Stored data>
******

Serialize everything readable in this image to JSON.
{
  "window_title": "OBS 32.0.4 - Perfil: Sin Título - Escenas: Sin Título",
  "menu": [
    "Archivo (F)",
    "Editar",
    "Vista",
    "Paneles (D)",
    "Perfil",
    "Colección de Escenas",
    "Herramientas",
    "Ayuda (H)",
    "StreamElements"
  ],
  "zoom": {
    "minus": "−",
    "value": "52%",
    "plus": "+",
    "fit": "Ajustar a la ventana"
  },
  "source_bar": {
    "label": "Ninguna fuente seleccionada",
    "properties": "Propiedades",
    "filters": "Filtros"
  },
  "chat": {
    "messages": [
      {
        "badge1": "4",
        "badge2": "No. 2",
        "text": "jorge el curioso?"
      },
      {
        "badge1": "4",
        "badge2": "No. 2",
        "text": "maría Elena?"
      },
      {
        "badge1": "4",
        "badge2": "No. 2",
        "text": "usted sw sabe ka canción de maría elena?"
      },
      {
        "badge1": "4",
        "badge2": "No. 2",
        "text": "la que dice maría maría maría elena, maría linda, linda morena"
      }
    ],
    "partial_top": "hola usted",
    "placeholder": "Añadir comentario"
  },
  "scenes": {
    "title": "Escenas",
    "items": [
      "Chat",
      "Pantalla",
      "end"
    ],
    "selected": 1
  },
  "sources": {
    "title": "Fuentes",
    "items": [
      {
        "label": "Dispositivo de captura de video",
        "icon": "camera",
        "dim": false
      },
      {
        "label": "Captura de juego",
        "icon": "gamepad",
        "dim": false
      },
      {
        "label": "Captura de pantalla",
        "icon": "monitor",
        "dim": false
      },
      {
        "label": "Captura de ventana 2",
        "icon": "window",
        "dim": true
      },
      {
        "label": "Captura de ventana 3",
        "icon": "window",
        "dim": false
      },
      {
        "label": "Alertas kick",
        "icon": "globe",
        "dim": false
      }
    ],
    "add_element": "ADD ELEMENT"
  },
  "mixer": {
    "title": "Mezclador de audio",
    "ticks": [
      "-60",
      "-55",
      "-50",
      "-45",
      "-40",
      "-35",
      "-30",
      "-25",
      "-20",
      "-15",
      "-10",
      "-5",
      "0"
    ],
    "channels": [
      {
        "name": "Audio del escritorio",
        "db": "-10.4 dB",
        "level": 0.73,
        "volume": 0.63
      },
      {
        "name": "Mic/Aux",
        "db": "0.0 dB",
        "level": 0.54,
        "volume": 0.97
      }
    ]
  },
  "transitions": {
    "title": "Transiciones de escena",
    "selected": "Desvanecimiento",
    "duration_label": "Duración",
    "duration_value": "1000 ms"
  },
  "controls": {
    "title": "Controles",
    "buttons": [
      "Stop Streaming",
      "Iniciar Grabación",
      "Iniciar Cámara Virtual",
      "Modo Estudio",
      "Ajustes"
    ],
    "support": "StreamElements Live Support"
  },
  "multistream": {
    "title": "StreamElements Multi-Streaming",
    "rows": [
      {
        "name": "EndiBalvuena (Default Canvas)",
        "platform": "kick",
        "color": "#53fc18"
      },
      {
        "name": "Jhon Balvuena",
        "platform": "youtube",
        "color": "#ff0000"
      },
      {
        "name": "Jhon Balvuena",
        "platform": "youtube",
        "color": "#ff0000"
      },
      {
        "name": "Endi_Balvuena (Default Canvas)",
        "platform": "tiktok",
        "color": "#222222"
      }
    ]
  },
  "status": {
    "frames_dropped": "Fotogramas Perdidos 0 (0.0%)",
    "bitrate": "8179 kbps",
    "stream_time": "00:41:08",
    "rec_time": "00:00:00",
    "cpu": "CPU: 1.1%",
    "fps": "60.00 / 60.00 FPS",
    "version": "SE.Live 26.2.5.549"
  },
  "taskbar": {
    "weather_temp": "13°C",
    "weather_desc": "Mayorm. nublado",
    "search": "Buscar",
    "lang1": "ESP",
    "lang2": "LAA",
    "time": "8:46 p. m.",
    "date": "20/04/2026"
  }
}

******

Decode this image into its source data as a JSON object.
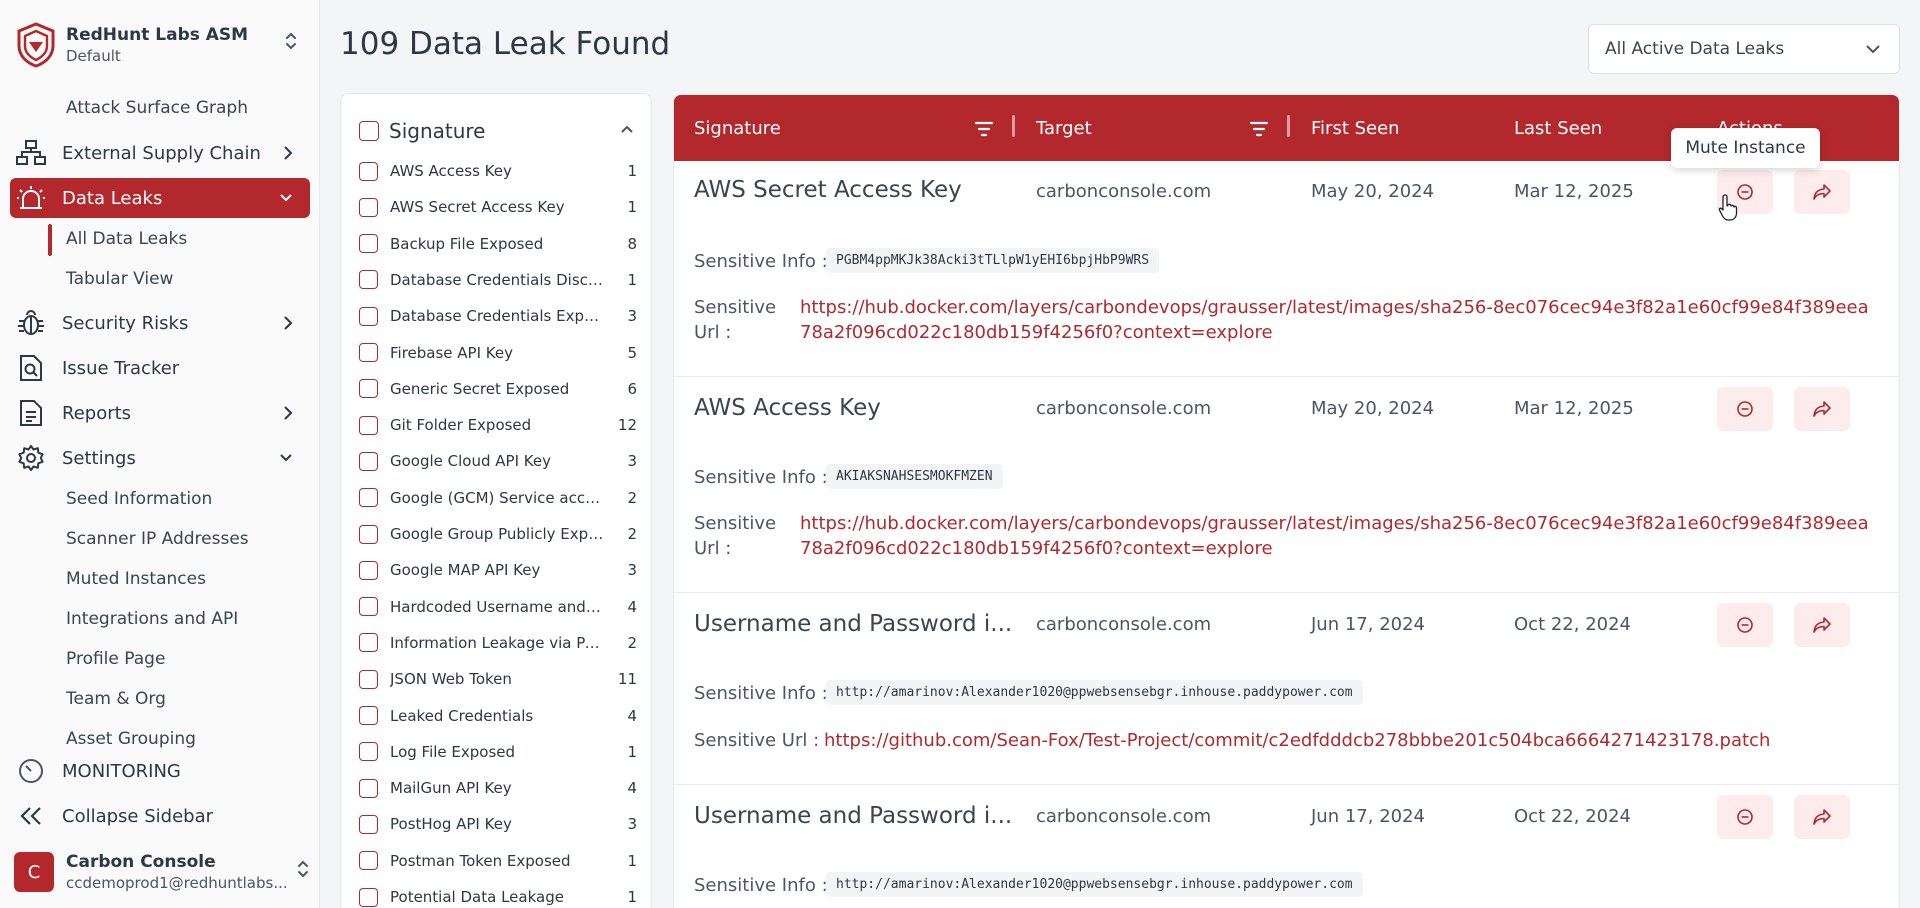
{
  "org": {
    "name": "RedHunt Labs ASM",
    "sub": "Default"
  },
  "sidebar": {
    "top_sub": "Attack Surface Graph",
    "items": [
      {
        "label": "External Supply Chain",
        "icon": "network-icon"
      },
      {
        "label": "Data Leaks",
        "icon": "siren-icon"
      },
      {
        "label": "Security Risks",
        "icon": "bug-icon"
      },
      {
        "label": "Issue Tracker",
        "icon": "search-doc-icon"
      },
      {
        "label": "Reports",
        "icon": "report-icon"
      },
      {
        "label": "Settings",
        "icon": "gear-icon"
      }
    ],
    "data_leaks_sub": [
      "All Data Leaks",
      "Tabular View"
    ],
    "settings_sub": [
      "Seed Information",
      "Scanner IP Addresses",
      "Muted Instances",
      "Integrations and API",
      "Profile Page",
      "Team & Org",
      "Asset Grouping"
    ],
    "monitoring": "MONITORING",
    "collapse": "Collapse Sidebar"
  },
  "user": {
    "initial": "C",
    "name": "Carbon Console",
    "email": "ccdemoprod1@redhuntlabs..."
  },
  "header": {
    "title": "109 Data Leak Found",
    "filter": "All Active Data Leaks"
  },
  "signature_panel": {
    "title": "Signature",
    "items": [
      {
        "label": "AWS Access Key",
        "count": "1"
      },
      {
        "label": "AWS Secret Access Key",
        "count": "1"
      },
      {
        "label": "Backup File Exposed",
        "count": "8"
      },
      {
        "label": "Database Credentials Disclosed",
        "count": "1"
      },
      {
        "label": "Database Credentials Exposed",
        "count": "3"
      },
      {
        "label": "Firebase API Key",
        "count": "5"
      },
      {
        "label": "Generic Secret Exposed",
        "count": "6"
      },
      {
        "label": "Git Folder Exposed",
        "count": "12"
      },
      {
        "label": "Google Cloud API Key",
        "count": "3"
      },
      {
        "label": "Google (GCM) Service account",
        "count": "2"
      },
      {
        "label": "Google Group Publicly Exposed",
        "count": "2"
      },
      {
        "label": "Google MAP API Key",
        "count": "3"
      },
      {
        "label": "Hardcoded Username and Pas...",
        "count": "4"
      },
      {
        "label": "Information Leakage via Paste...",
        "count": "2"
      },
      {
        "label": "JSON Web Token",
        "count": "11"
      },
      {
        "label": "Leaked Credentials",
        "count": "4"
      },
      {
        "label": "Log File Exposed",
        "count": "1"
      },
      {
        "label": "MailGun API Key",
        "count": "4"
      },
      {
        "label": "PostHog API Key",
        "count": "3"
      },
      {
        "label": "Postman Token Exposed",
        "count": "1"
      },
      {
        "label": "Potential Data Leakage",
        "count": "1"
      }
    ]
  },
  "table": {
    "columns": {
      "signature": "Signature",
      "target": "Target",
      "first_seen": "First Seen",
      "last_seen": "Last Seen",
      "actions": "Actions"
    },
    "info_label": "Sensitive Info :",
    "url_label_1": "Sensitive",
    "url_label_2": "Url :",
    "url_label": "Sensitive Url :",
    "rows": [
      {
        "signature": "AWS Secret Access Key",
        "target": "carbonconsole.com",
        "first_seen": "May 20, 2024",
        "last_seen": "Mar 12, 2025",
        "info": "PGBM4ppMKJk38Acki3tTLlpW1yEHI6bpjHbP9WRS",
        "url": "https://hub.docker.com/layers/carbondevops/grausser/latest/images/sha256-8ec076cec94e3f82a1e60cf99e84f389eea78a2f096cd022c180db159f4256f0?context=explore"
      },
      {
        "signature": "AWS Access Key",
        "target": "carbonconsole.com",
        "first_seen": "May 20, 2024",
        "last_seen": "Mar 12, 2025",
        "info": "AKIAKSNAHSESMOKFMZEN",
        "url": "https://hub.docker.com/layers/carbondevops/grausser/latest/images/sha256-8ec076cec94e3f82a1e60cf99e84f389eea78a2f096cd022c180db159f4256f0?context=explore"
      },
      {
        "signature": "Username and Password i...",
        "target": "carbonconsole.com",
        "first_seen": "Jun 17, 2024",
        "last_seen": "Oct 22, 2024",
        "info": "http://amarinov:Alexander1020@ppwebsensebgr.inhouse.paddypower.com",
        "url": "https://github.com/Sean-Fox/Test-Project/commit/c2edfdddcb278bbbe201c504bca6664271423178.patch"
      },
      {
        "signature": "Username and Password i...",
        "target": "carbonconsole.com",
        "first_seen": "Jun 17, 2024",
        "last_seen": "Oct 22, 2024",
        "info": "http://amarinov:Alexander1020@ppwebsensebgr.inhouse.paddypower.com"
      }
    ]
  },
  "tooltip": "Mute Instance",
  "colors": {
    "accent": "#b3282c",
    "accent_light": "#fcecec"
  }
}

******

YOUR INSTRUCTIONS> Every line that holds the string "JSON" should be returned.

FULL RESPONSE>
Serialize everything readable in this image to JSON.
Decode this image into its source data as a JSON object.
        "label": "JSON Web Token",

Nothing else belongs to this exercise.